What is required |
Wherever "JSON" appears in a line, list that line.

── Information given

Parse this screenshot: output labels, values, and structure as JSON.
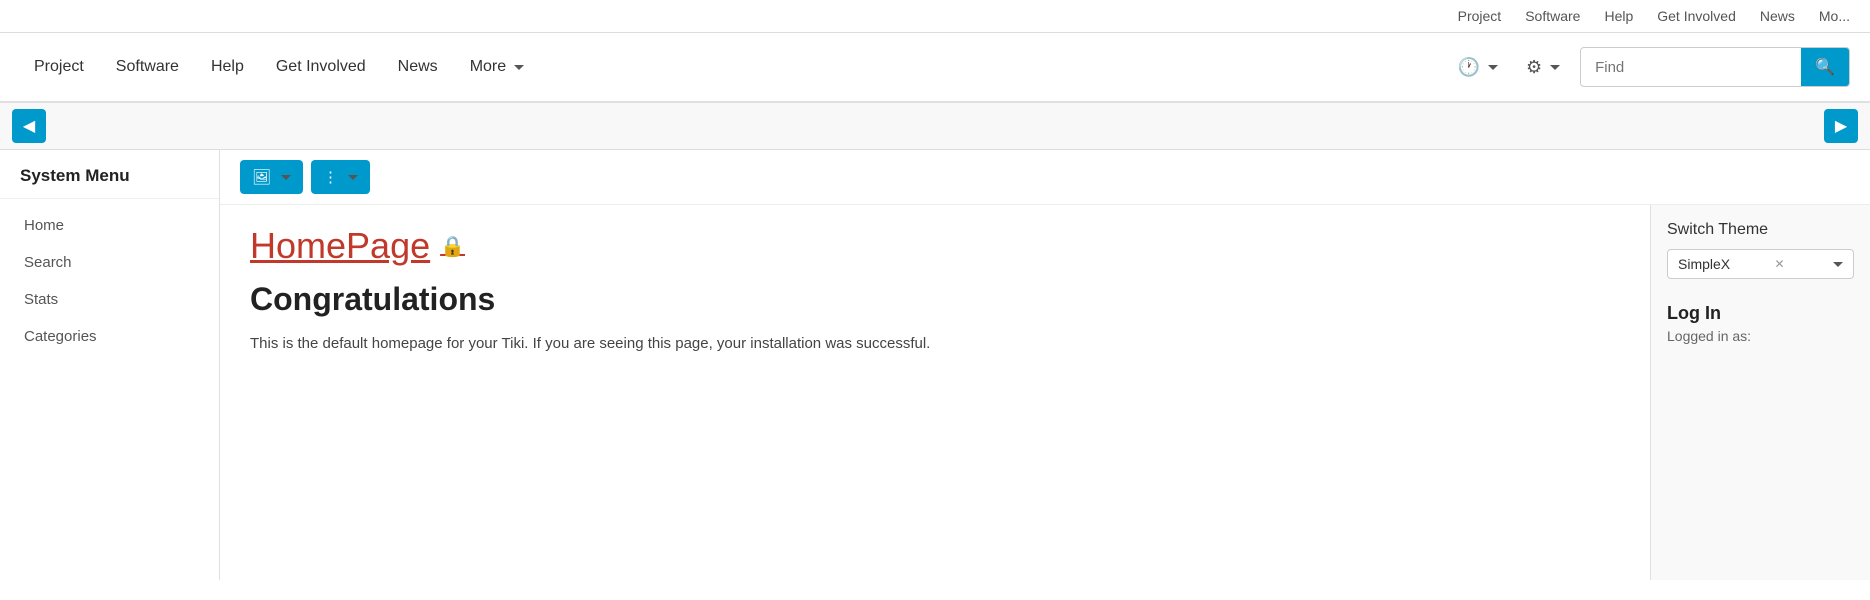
{
  "top_bar": {
    "links": [
      "Project",
      "Software",
      "Help",
      "Get Involved",
      "News",
      "Mo..."
    ]
  },
  "main_nav": {
    "links": [
      "Project",
      "Software",
      "Help",
      "Get Involved",
      "News"
    ],
    "more_label": "More",
    "find_placeholder": "Find",
    "search_label": "Search"
  },
  "sidebar": {
    "title": "System Menu",
    "items": [
      "Home",
      "Search",
      "Stats",
      "Categories"
    ]
  },
  "action_bar": {
    "btn1_label": "🖼",
    "btn2_label": "⋮"
  },
  "page": {
    "title": "HomePage",
    "lock_icon": "🔒",
    "congrats_title": "Congratulations",
    "congrats_text": "This is the default homepage for your Tiki. If you are seeing this page, your installation was successful."
  },
  "right_panel": {
    "switch_theme_label": "Switch Theme",
    "theme_value": "SimpleX",
    "log_in_label": "Log In",
    "logged_in_as_label": "Logged in as:"
  },
  "icons": {
    "clock": "🕐",
    "gear": "⚙",
    "search": "🔍",
    "lock": "🔒",
    "toggle_left": "◀",
    "toggle_right": "▶",
    "chevron_down": "▾"
  }
}
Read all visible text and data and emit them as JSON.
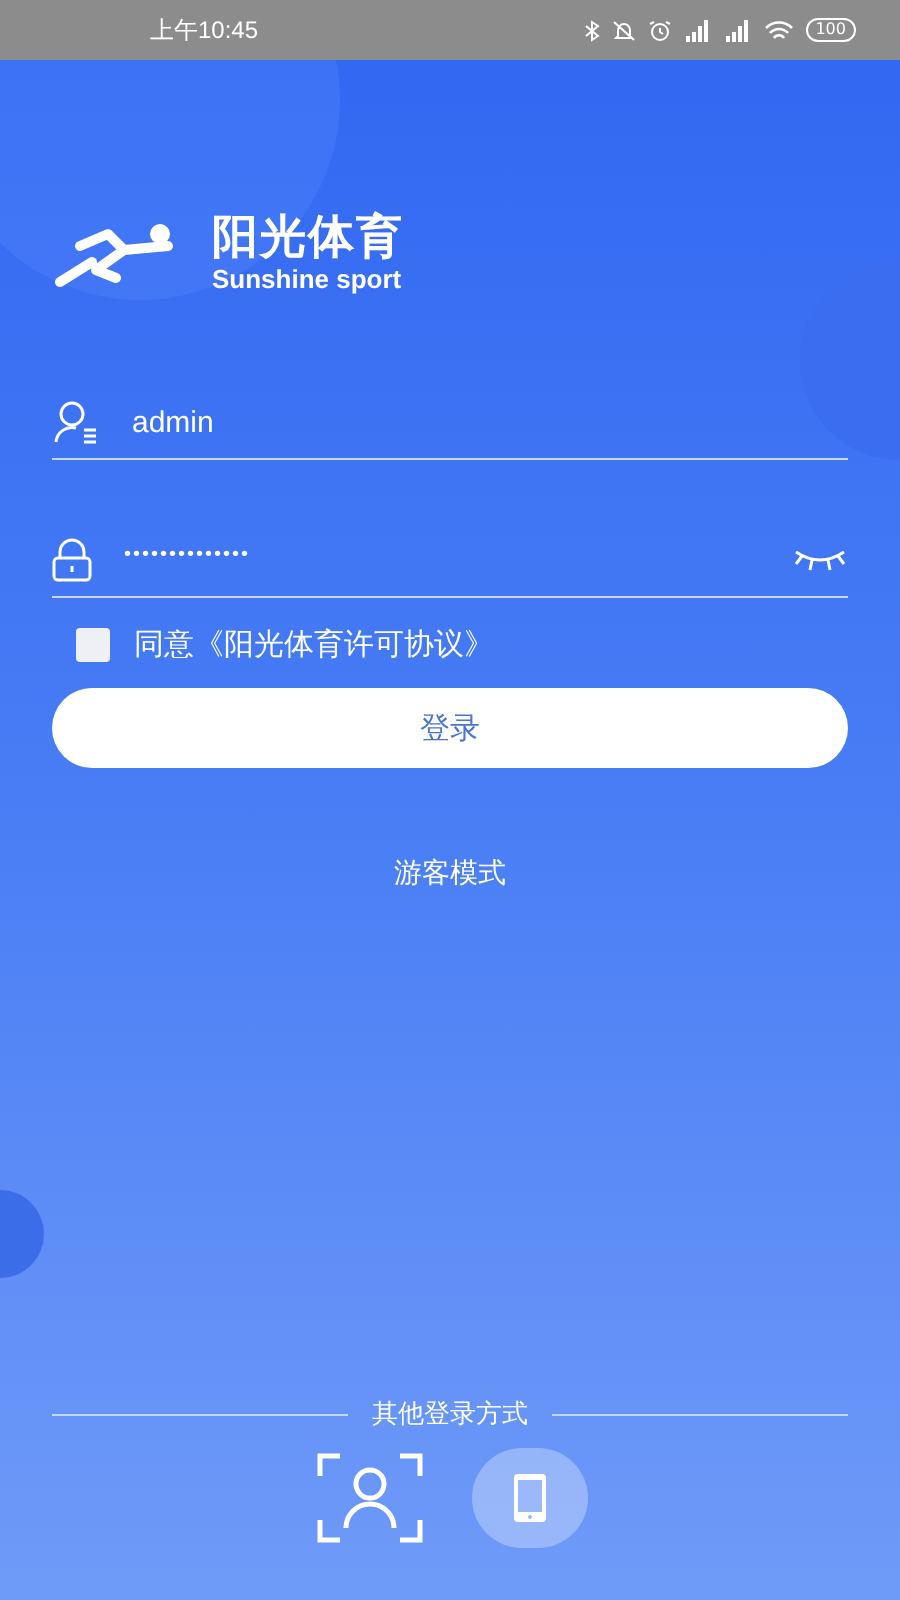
{
  "status_bar": {
    "time": "上午10:45",
    "battery": "100"
  },
  "brand": {
    "name": "阳光体育",
    "subtitle": "Sunshine sport"
  },
  "username": {
    "value": "admin"
  },
  "password": {
    "value": "••••••••••••••",
    "visible": false
  },
  "agreement": {
    "checked": false,
    "label": "同意《阳光体育许可协议》"
  },
  "login_button": "登录",
  "guest_link": "游客模式",
  "other_login": {
    "title": "其他登录方式",
    "methods": [
      {
        "kind": "face",
        "selected": false
      },
      {
        "kind": "phone",
        "selected": true
      }
    ]
  }
}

────

The output |
Parse this screenshot: output labels, values, and structure as JSON.
Read all visible text and data and emit them as JSON.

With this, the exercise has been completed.